[Extracted records]

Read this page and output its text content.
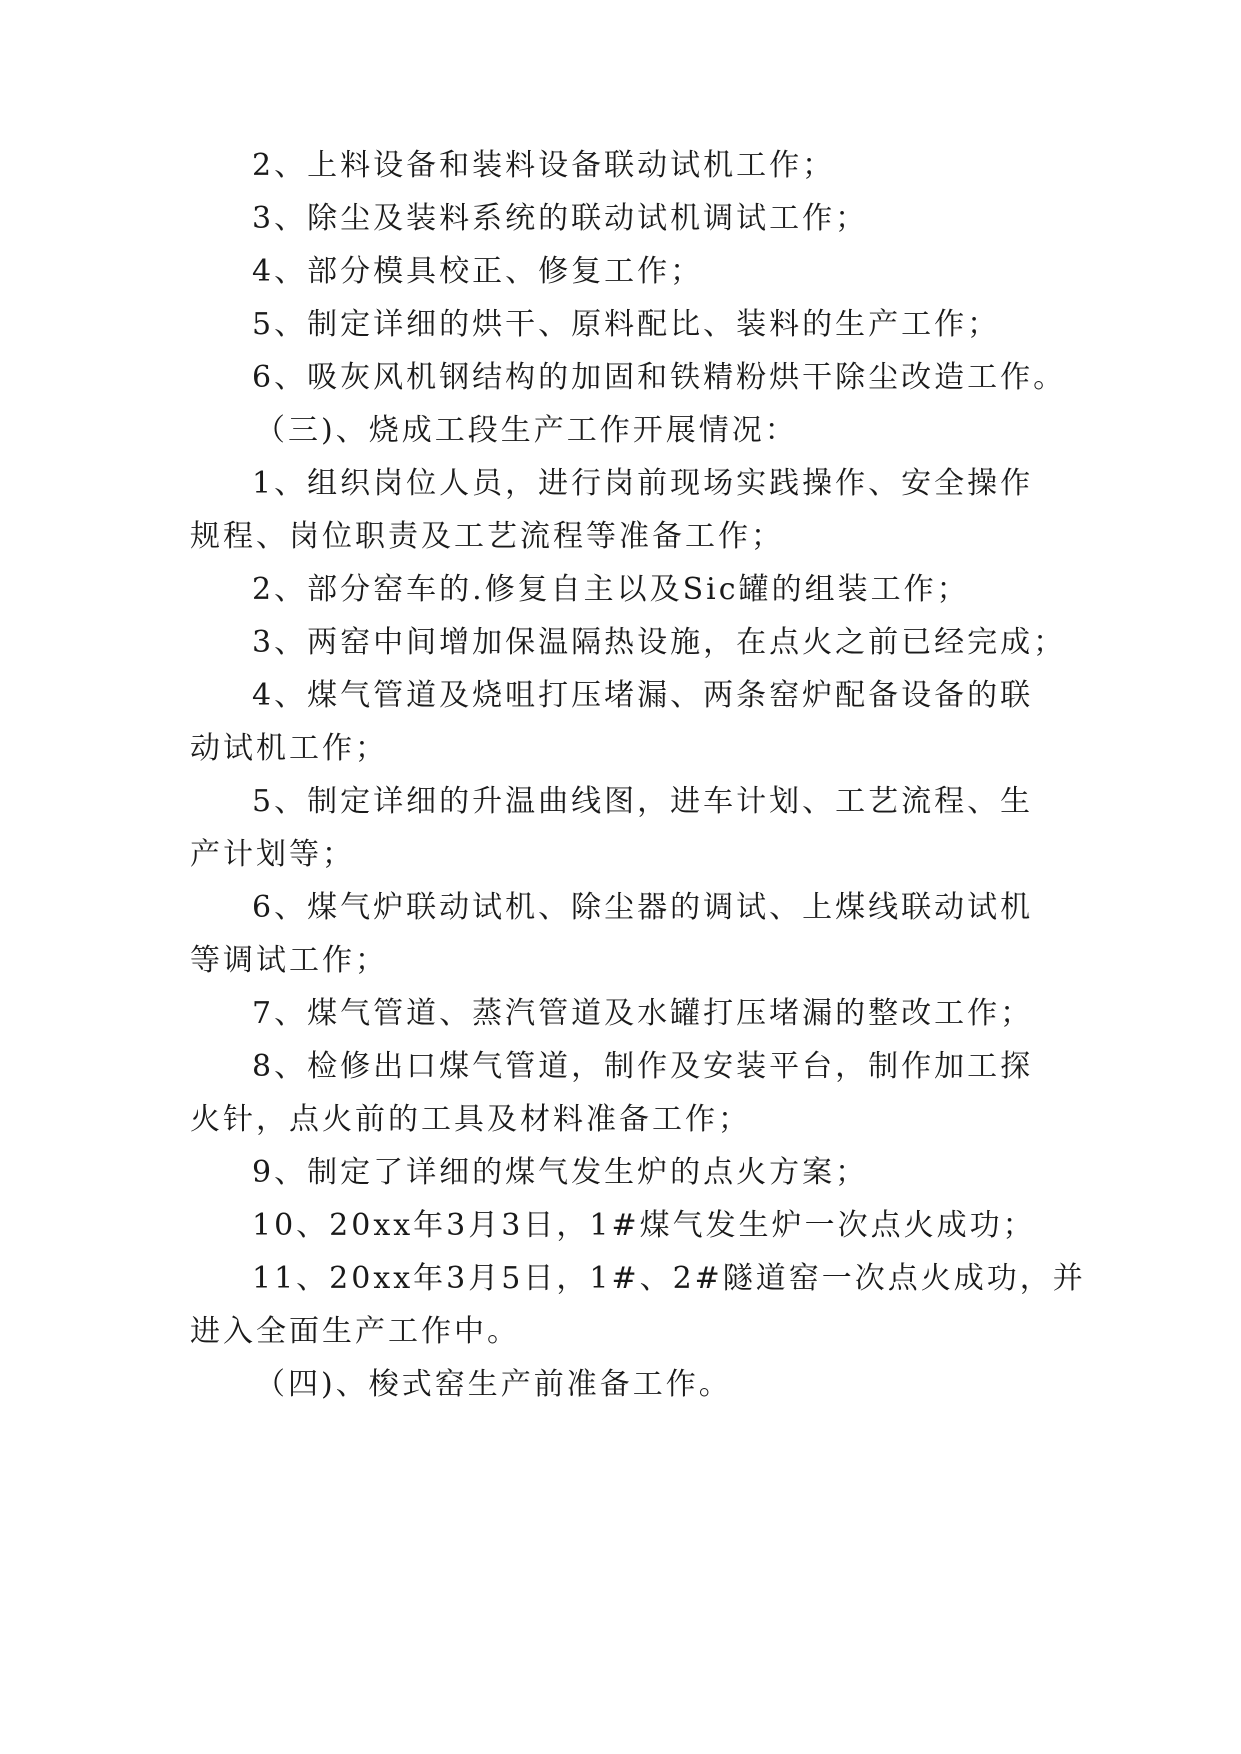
2、上料设备和装料设备联动试机工作；
3、除尘及装料系统的联动试机调试工作；
4、部分模具校正、修复工作；
5、制定详细的烘干、原料配比、装料的生产工作；
6、吸灰风机钢结构的加固和铁精粉烘干除尘改造工作。
（三)、烧成工段生产工作开展情况：
1、组织岗位人员，进行岗前现场实践操作、安全操作
规程、岗位职责及工艺流程等准备工作；
2、部分窑车的.修复自主以及Sic罐的组装工作；
3、两窑中间增加保温隔热设施，在点火之前已经完成；
4、煤气管道及烧咀打压堵漏、两条窑炉配备设备的联
动试机工作；
5、制定详细的升温曲线图，进车计划、工艺流程、生
产计划等；
6、煤气炉联动试机、除尘器的调试、上煤线联动试机
等调试工作；
7、煤气管道、蒸汽管道及水罐打压堵漏的整改工作；
8、检修出口煤气管道，制作及安装平台，制作加工探
火针，点火前的工具及材料准备工作；
9、制定了详细的煤气发生炉的点火方案；
10、20xx年3月3日，1#煤气发生炉一次点火成功；
11、20xx年3月5日，1#、2#隧道窑一次点火成功，并
进入全面生产工作中。
（四)、梭式窑生产前准备工作。
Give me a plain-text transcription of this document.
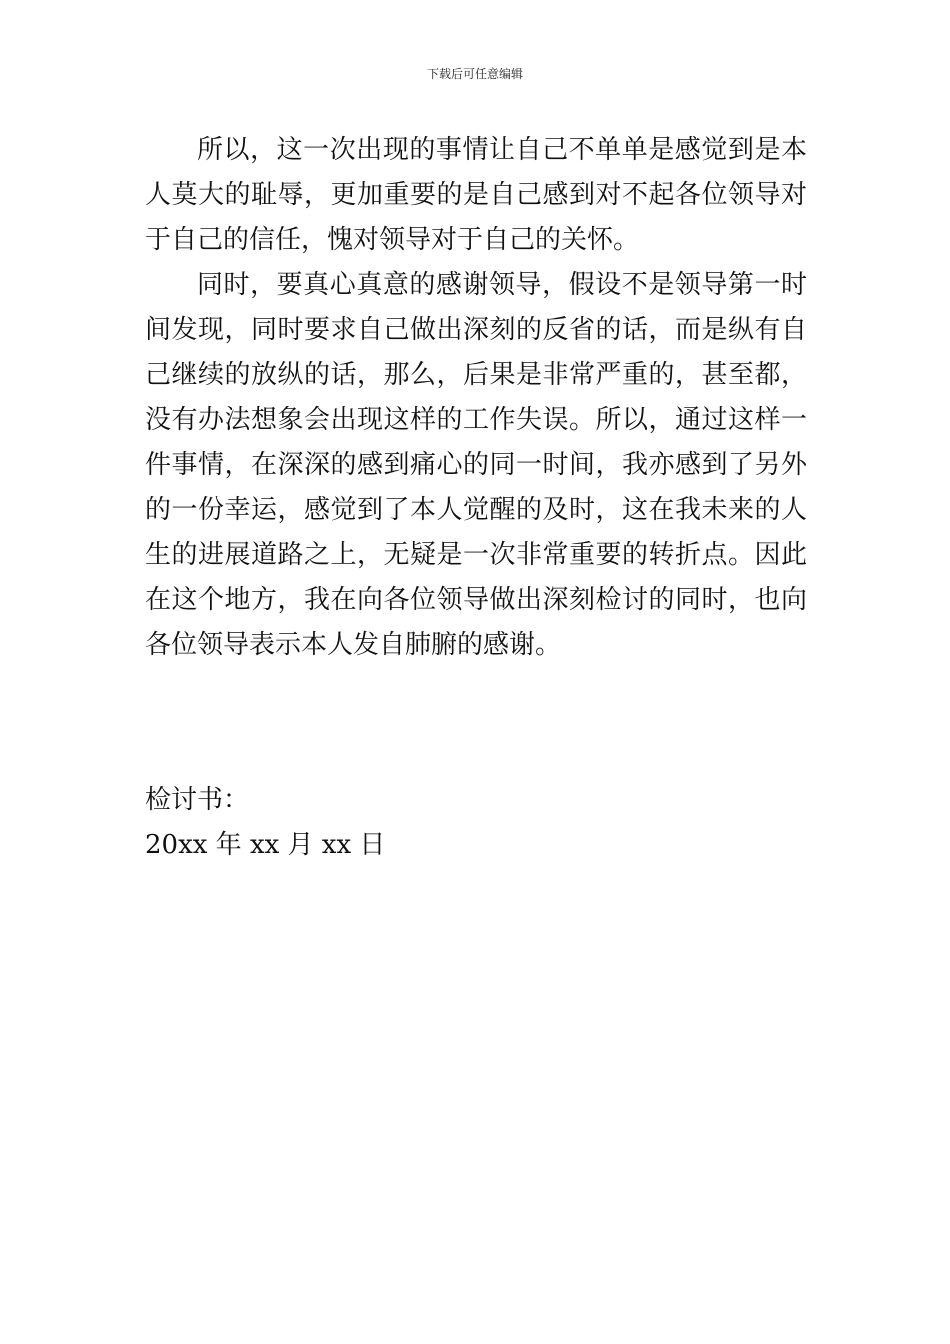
下载后可任意编辑

所以，这一次出现的事情让自己不单单是感觉到是本人莫大的耻辱，更加重要的是自己感到对不起各位领导对于自己的信任，愧对领导对于自己的关怀。

同时，要真心真意的感谢领导，假设不是领导第一时间发现，同时要求自己做出深刻的反省的话，而是纵有自己继续的放纵的话，那么，后果是非常严重的，甚至都，没有办法想象会出现这样的工作失误。所以，通过这样一件事情，在深深的感到痛心的同一时间，我亦感到了另外的一份幸运，感觉到了本人觉醒的及时，这在我未来的人生的进展道路之上，无疑是一次非常重要的转折点。因此在这个地方，我在向各位领导做出深刻检讨的同时，也向各位领导表示本人发自肺腑的感谢。

检讨书：
20xx 年 xx 月 xx 日
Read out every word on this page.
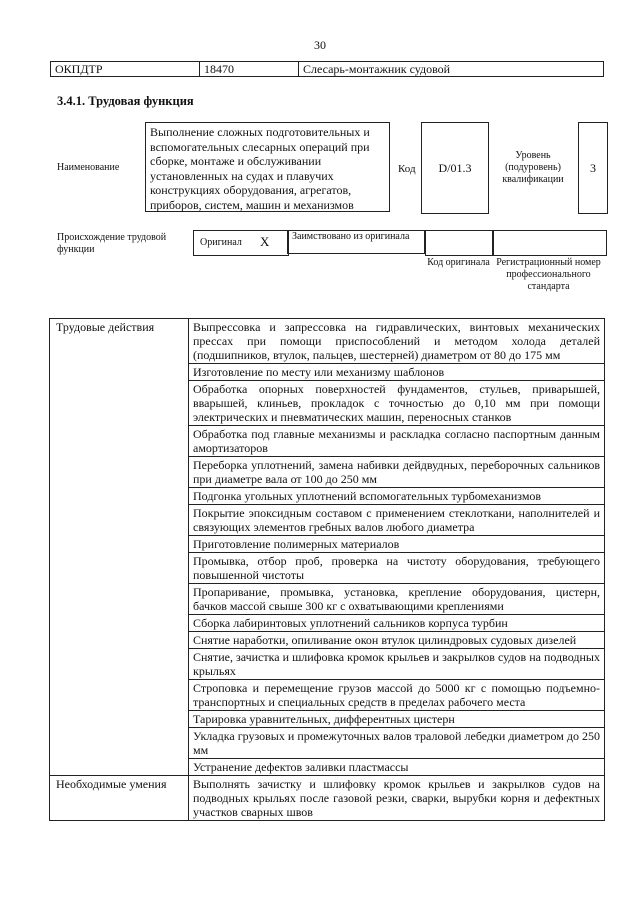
30
ОКПДТР	18470	Слесарь-монтажник судовой
3.4.1. Трудовая функция
Наименование
Выполнение сложных подготовительных и вспомогательных слесарных операций при сборке, монтаже и обслуживании установленных на судах и плавучих конструкциях оборудования, агрегатов, приборов, систем, машин и механизмов
Код	D/01.3
Уровень (подуровень) квалификации
3
Происхождение трудовой функции
Оригинал X	Заимствовано из оригинала
Код оригинала Регистрационный номер профессионального стандарта
Трудовые действия	Выпрессовка и запрессовка на гидравлических, винтовых механических прессах при помощи приспособлений и методом холода деталей (подшипников, втулок, пальцев, шестерней) диаметром от 80 до 175 мм
	Изготовление по месту или механизму шаблонов
	Обработка опорных поверхностей фундаментов, стульев, приварышей, вварышей, клиньев, прокладок с точностью до 0,10 мм при помощи электрических и пневматических машин, переносных станков
	Обработка под главные механизмы и раскладка согласно паспортным данным амортизаторов
	Переборка уплотнений, замена набивки дейдвудных, переборочных сальников при диаметре вала от 100 до 250 мм
	Подгонка угольных уплотнений вспомогательных турбомеханизмов
	Покрытие эпоксидным составом с применением стеклоткани, наполнителей и связующих элементов гребных валов любого диаметра
	Приготовление полимерных материалов
	Промывка, отбор проб, проверка на чистоту оборудования, требующего повышенной чистоты
	Пропаривание, промывка, установка, крепление оборудования, цистерн, бачков массой свыше 300 кг с охватывающими креплениями
	Сборка лабиринтовых уплотнений сальников корпуса турбин
	Снятие наработки, опиливание окон втулок цилиндровых судовых дизелей
	Снятие, зачистка и шлифовка кромок крыльев и закрылков судов на подводных крыльях
	Строповка и перемещение грузов массой до 5000 кг с помощью подъемно-транспортных и специальных средств в пределах рабочего места
	Тарировка уравнительных, дифферентных цистерн
	Укладка грузовых и промежуточных валов траловой лебедки диаметром до 250 мм
	Устранение дефектов заливки пластмассы
Необходимые умения	Выполнять зачистку и шлифовку кромок крыльев и закрылков судов на подводных крыльях после газовой резки, сварки, вырубки корня и дефектных участков сварных швов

DIRECTIONS >> In the entries above, count each line holding "массой" and report the total and nothing more.

COMPLETE RESPONSE >> 2